Raging Against the Hormone Machine

I spend my Sunday determined not to fall back into the pit of hell I have only just climbed out of. I set some weekly goals, re-jig my routine and do lots of writing. When Monday comes, I am ready. After my shower, I get up and out for a walk and have breakfast in the garden. I feel in a much better mood.

Whilst on my walk, I began to think about how women are charged extra for wanting help with menopause even if they already have private healthcare; it’s just not included, even though it happens to most of us.

I really want to stop worrying about the future and live in the here and now because I am missing it. But it’s hard not to when important things like my physical and mental health are in the hands of people who seem to know less than I do. Despite this, I start the week off on a positive note and go to bed that night happy.

You know what’s coming, don‘t you?

Two hours of sleep is all I got that night. Once I was awake, my mind was a whir, my anger levels rising, leading me to start worrying about my blood pressure, leading to more anger about this whole debacle. I want my fcking life back! I have seen three doctors and two nurses and feel more stressed than when I started. At this point, I feel like fcking them all off and just buying HRT off the internet.

If I called my doctors saying I needed antidepressants, they would be in my hand by the end of the day, so why is getting HRT such a bloody rigmarole? Every day that goes by leaves me feeling more and more shit. I have massive anxiety about my next appointment because it will be all about my blood pressure, and I really want a prescription for HRT. Surely, once my hormones are levelled out, this will reduce the stress I have been under for the last 7+ years, and my blood pressure will lower naturally?

I am sick of feeling like an old, miserable woman who spends way too much time wondering what happened to me and why I have no oomph anymore. Now I know there is a possible solution to this, and a simple one at that. So why is everyone making it so difficult for me to achieve this?

I got up, did my 750 words to try and get it all out, and went on my walk, even though I felt nauseous, which I’m unsure if it was from the lack of sleep, the anger, or a combination of both. When it’s time for the workday to begin, I go upstairs, get a few bits done and then take myself to bed for a 30-minute Power Nap. Obviously, I don’t sleep; there is far too much to worry about.

[DATA UNDER STUDY]
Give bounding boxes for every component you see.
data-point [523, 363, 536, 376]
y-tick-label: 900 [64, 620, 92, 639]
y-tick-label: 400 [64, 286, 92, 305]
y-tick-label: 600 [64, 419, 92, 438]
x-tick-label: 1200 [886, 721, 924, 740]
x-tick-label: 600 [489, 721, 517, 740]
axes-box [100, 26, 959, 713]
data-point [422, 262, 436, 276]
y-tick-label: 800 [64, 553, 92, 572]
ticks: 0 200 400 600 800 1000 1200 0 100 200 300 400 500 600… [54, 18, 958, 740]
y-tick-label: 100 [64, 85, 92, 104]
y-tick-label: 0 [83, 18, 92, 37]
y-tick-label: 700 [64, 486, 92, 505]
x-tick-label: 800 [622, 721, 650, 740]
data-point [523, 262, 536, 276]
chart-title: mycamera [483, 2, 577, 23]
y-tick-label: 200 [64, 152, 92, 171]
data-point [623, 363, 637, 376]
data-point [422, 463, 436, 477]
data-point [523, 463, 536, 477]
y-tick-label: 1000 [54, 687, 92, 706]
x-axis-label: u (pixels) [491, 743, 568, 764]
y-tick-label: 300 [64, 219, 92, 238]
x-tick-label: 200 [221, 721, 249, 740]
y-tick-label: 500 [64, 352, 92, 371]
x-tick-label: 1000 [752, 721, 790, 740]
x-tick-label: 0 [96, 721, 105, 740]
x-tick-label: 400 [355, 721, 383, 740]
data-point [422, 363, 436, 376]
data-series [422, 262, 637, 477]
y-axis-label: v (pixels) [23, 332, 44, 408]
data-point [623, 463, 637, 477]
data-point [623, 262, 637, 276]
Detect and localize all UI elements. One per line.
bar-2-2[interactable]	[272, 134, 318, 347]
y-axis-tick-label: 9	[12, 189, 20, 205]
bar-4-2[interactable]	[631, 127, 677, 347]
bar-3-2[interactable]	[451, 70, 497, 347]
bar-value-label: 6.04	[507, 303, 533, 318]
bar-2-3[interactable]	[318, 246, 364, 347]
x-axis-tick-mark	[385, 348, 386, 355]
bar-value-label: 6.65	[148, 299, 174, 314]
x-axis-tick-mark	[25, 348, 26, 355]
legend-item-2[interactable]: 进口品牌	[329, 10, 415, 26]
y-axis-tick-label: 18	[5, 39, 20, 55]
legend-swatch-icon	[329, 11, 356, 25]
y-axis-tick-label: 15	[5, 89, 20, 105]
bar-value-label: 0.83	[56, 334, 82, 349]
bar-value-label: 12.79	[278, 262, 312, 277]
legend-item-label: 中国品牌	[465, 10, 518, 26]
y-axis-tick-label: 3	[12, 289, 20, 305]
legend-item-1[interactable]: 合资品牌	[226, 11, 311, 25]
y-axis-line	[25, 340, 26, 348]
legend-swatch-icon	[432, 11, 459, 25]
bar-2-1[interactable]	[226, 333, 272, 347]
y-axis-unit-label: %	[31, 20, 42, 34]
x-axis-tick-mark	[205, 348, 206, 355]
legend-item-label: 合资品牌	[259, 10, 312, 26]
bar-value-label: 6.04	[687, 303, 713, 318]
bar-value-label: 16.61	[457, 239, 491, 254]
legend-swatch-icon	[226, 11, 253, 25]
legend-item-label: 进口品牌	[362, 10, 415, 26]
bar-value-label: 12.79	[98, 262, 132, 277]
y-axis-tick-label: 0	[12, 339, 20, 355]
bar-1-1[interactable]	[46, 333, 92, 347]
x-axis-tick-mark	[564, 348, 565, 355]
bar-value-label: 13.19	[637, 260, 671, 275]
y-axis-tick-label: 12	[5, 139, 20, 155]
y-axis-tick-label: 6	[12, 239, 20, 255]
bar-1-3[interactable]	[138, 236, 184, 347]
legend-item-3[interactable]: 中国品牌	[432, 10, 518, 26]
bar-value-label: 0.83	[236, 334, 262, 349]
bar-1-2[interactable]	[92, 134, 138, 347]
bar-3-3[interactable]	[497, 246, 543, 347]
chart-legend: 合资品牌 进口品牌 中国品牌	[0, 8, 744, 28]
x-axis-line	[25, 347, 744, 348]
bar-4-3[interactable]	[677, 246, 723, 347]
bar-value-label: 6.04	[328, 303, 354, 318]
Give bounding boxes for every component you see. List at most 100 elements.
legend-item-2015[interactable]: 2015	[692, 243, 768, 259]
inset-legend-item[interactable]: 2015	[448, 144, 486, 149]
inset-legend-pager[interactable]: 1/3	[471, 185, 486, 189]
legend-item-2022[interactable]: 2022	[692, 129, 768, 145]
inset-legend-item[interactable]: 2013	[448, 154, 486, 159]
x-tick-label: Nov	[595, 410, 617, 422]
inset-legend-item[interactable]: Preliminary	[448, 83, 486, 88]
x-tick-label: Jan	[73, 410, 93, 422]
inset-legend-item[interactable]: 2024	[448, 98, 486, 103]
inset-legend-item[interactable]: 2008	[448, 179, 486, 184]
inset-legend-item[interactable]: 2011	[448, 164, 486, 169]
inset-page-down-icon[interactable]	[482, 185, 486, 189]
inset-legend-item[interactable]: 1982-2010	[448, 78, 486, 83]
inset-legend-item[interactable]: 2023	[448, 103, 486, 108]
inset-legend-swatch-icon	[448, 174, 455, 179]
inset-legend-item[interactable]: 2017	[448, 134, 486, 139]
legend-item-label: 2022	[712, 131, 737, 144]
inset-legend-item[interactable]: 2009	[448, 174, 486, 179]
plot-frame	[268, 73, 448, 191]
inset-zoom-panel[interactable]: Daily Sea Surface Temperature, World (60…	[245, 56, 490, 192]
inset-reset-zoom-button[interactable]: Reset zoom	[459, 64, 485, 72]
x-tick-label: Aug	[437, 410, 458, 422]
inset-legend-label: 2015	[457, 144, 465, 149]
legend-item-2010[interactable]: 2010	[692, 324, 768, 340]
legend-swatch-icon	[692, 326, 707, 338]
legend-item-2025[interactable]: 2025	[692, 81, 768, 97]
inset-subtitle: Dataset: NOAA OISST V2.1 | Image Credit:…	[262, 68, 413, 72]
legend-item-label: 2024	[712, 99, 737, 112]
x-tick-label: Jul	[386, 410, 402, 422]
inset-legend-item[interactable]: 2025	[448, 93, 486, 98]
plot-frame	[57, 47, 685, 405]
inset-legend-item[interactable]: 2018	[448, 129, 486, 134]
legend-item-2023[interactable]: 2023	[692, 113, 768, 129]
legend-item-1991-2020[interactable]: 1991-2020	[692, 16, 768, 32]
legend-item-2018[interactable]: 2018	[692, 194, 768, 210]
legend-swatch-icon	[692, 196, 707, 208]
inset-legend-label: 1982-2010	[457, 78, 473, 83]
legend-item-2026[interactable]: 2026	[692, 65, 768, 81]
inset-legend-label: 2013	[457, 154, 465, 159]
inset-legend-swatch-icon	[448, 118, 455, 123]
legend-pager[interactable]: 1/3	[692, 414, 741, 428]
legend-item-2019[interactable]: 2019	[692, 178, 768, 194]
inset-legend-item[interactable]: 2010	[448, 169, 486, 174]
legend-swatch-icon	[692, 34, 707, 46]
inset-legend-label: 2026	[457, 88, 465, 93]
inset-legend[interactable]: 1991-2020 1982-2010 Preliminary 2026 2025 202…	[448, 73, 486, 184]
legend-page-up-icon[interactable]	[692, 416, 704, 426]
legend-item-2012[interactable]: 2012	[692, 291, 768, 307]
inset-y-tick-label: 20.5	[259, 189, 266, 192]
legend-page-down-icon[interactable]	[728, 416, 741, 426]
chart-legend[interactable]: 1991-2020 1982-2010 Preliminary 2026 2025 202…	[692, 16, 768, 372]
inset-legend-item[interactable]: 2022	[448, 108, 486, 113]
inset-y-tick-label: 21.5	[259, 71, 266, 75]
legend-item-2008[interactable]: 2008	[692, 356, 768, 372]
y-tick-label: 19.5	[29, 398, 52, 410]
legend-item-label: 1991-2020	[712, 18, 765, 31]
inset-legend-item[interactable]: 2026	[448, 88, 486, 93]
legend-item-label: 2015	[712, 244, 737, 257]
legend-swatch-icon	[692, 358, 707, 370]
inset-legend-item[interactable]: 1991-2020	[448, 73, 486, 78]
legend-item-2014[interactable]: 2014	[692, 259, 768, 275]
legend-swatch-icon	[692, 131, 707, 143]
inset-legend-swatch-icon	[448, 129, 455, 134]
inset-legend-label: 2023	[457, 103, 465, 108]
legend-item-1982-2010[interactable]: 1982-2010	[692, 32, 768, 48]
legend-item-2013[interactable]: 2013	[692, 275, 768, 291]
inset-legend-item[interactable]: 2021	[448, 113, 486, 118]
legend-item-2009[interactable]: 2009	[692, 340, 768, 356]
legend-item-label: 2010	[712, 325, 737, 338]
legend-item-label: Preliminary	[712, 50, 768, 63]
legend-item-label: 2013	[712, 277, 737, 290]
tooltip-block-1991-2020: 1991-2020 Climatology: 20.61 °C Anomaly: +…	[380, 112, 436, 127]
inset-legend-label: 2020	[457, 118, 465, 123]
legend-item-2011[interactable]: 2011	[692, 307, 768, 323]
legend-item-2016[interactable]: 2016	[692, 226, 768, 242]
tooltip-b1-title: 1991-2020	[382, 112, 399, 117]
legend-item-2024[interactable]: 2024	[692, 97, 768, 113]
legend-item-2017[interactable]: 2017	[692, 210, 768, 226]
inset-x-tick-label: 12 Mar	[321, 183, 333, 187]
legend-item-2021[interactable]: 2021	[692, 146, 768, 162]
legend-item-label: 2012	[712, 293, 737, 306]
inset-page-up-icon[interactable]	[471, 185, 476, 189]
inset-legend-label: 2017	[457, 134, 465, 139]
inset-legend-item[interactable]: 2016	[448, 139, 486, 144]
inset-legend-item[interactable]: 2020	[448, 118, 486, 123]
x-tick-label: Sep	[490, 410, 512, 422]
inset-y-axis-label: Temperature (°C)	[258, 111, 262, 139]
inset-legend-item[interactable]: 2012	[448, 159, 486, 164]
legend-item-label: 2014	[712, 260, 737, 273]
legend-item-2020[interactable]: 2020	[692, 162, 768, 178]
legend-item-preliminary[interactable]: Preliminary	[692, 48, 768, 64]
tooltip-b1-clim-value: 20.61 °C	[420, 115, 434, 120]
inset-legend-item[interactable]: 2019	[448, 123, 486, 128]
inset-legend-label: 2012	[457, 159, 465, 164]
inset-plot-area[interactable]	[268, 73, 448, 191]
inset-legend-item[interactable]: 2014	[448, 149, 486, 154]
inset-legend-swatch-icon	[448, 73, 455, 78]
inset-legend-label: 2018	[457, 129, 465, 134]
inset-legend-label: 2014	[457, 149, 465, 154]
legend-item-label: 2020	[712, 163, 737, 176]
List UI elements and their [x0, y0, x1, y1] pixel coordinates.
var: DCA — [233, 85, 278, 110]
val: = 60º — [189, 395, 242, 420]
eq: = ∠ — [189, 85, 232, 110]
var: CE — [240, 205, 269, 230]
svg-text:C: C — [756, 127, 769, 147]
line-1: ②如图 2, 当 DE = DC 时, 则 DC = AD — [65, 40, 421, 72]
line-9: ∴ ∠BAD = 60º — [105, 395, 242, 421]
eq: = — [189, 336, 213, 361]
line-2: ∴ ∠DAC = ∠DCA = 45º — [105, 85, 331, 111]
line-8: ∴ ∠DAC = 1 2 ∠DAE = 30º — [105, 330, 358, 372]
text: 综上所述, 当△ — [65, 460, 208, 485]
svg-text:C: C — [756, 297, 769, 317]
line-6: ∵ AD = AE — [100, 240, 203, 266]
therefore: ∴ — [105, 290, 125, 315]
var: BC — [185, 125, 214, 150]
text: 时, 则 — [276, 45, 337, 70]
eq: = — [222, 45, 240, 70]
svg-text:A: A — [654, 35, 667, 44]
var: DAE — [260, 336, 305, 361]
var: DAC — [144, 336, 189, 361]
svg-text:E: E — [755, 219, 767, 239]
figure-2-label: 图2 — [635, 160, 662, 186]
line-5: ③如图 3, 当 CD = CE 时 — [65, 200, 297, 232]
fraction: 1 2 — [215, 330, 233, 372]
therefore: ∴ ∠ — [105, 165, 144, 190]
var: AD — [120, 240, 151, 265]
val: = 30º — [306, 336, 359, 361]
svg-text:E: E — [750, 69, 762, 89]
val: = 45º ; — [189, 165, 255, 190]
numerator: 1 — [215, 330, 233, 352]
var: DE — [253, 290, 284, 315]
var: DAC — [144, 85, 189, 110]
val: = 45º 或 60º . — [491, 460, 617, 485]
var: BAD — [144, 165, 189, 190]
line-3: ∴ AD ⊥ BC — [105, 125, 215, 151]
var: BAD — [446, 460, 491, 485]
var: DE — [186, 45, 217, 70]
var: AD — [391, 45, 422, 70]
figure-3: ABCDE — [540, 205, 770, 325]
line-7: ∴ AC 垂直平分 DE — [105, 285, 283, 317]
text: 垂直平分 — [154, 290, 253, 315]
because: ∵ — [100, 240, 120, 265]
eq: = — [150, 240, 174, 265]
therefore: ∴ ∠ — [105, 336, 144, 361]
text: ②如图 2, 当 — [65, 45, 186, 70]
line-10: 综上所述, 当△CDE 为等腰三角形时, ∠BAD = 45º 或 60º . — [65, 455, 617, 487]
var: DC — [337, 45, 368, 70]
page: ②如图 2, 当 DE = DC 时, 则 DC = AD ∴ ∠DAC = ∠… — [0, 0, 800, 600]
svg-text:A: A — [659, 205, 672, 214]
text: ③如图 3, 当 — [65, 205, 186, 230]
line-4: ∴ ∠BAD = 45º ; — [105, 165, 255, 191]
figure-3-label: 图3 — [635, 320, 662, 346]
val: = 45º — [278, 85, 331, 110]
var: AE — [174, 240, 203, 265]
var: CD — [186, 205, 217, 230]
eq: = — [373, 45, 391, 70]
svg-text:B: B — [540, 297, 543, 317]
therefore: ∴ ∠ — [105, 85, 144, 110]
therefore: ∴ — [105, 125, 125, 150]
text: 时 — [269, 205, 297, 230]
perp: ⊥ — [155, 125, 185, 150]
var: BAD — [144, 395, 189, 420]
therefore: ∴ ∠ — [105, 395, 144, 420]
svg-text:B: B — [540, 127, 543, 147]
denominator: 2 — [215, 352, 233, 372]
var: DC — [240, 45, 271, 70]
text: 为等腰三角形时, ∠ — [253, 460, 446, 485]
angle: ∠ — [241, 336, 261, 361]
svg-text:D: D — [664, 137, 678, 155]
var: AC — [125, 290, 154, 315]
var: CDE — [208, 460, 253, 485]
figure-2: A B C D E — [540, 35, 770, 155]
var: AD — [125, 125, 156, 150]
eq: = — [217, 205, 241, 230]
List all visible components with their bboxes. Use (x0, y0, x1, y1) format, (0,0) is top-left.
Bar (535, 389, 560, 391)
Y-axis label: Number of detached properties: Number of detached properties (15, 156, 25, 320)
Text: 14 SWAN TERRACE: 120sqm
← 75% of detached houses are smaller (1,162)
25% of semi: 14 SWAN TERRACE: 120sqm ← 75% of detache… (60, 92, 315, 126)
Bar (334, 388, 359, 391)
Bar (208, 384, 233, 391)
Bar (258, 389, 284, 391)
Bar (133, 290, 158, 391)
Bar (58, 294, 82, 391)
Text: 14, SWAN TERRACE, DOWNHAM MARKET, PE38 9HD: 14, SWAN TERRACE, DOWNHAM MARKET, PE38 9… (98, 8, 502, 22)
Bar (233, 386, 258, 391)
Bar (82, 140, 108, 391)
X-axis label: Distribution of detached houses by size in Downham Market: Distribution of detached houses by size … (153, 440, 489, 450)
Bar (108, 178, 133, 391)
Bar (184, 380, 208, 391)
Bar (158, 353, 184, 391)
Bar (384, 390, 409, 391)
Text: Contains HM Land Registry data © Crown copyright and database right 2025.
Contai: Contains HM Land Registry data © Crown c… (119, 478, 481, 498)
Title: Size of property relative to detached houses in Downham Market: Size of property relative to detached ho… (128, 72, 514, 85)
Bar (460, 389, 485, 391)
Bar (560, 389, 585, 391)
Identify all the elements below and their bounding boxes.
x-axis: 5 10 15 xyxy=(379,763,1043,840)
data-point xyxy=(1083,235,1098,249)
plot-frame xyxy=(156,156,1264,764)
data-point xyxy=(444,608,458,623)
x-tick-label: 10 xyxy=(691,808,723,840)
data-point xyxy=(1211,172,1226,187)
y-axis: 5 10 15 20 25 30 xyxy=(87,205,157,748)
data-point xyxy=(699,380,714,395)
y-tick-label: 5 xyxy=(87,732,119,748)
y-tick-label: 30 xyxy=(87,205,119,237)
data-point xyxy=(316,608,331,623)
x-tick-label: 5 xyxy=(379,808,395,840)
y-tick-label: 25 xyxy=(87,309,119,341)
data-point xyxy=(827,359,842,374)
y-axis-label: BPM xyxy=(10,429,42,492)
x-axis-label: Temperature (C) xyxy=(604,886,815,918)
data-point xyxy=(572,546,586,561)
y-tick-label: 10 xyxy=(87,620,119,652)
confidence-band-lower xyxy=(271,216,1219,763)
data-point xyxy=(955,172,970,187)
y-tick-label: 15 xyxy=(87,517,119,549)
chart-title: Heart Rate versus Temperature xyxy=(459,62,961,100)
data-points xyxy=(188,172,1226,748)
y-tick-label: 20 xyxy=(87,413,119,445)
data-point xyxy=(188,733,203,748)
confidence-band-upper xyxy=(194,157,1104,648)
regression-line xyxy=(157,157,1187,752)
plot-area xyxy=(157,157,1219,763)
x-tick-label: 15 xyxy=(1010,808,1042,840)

[REQUIRED WORK]
(1) Print the stretch of the post on menopause from "If I called" through "to achieve this?".
(2) Answer these from the post on menopause:
(a) How many hours of sleep did the writer get on the night after the positive Monday?
(b) How many doctors and how many nurses has the writer seen?
(c) How long is the nap the writer goes to bed for once the workday has begun?
The listing stands apart from the post on menopause and is separate material.

[SOLUTIONS FOR EACH TASK]
(1)
If I called my doctors saying I needed antidepressants, they would be in my hand by the end of the day, so why is getting HRT such a bloody rigmarole? Every day that goes by leaves me feeling more and more shit. I have massive anxiety about my next appointment because it will be all about my blood pressure, and I really want a prescription for HRT. Surely, once my hormones are levelled out, this will reduce the stress I have been under for the last 7+ years, and my blood pressure will lower naturally?

I am sick of feeling like an old, miserable woman who spends way too much time wondering what happened to me and why I have no oomph anymore. Now I know there is a possible solution to this, and a simple one at that. So why is everyone making it so difficult for me to achieve this?

(2)
(a) Two hours.
(b) Three doctors and two nurses.
(c) 30 minutes.